[Start]

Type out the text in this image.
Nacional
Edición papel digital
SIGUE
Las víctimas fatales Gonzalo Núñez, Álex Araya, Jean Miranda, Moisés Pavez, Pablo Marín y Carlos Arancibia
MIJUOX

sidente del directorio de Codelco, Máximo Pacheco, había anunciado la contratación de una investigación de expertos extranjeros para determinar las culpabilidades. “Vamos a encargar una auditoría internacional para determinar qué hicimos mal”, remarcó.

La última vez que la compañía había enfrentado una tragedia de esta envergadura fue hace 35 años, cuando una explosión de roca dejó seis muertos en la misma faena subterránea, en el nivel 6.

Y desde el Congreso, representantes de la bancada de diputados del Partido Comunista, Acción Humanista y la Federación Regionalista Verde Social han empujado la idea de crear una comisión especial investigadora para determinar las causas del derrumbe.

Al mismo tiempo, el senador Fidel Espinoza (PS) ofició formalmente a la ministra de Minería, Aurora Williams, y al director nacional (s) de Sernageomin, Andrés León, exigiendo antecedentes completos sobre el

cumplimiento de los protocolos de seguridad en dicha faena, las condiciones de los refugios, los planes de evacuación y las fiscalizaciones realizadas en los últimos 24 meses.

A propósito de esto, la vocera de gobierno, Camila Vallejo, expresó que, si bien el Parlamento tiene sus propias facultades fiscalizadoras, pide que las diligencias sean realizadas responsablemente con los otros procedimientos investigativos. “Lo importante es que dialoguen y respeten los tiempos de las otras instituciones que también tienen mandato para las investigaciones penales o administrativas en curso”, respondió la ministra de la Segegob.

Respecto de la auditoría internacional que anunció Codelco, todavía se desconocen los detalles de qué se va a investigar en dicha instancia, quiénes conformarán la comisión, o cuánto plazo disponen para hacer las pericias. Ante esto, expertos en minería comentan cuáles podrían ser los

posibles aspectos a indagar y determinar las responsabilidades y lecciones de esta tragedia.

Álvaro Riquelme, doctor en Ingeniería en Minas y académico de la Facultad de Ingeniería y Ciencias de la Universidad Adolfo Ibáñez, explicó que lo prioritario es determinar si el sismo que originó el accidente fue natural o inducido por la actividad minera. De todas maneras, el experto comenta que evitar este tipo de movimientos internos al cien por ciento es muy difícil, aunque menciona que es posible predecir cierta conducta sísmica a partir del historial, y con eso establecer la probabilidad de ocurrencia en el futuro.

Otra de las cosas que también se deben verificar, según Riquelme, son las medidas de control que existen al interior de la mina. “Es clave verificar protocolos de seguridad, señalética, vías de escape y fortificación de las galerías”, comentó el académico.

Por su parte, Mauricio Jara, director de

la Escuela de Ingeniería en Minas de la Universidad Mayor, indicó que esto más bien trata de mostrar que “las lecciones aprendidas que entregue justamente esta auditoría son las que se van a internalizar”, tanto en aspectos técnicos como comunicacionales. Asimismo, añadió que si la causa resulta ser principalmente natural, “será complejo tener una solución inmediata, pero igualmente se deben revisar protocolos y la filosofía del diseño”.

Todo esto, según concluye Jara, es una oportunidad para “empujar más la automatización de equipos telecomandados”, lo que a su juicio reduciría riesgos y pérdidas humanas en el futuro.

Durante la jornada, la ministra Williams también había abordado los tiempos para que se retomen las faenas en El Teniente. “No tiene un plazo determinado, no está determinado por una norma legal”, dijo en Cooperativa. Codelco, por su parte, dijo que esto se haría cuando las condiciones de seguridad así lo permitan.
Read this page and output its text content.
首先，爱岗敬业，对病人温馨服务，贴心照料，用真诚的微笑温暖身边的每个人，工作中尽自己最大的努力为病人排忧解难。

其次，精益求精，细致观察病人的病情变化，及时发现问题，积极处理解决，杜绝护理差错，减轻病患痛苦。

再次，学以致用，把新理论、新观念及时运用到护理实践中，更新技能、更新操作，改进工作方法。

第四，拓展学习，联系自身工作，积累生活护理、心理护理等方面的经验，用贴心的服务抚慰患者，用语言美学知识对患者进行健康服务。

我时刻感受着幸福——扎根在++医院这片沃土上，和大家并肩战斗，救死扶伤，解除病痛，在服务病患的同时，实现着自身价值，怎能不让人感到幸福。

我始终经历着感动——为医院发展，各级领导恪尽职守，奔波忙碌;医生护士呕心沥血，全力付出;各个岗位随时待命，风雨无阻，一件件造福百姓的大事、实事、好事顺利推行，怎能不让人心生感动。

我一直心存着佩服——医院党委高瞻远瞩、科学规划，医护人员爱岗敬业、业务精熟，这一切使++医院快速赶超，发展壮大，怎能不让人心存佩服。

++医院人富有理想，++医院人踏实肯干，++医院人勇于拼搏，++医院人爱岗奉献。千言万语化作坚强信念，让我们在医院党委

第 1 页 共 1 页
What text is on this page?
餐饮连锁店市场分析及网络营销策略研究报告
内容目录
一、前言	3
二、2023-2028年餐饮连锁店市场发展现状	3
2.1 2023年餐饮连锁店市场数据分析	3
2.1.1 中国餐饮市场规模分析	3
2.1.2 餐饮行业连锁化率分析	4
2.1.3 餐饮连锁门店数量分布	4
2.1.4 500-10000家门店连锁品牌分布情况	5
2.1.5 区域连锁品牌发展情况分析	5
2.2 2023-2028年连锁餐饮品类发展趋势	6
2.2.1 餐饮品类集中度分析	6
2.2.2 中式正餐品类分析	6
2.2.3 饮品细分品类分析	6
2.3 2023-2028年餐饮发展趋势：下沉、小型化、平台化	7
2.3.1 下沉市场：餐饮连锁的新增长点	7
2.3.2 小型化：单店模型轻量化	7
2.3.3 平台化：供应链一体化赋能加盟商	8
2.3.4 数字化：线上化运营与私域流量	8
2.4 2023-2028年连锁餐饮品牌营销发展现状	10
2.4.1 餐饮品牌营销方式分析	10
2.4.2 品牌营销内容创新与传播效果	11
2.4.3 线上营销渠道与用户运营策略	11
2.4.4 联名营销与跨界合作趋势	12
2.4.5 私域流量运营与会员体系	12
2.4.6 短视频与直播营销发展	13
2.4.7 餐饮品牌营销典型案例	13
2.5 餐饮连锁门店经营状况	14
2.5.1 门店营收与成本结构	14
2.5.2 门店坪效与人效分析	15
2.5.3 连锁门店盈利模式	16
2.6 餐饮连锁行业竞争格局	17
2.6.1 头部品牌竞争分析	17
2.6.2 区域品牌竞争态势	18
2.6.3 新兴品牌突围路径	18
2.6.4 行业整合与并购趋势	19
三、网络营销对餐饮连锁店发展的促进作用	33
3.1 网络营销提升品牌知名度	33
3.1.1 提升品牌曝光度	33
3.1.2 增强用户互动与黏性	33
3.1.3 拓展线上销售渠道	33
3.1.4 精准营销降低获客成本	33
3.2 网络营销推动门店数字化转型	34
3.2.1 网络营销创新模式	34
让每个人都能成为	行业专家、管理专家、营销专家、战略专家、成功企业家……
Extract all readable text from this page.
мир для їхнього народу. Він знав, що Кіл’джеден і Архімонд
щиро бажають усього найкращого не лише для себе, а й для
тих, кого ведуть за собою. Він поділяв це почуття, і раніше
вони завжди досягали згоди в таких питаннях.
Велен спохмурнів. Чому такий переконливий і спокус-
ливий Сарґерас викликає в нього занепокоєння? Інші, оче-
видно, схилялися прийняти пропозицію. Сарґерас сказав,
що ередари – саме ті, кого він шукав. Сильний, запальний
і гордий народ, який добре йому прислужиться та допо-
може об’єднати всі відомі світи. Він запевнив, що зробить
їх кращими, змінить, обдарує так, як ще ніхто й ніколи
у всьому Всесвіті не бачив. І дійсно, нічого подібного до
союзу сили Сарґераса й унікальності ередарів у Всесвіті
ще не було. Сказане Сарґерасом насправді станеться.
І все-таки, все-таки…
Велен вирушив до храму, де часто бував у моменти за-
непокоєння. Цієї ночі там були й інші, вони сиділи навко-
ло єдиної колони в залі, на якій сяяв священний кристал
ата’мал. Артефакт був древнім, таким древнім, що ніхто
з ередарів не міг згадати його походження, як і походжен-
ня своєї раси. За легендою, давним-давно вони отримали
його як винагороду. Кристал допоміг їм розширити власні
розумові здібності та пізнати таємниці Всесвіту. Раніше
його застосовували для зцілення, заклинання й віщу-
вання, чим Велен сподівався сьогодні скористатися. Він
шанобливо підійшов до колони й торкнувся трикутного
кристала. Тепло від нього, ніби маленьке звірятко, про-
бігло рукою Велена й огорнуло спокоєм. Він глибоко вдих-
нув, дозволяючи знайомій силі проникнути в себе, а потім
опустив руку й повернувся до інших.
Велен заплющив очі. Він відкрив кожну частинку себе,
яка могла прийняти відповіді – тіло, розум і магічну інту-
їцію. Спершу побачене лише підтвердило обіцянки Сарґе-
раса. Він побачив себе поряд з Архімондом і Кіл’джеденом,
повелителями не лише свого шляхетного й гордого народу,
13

[End]

* Written request: Return every line from the records above that holds the word "себе".

* Exercise answer:
щиро бажають усього найкращого не лише для себе, а й для
нув, дозволяючи знайомій силі проникнути в себе, а потім
Велен заплющив очі. Він відкрив кожну частинку себе,
раса. Він побачив себе поряд з Архімондом і Кіл’джеденом,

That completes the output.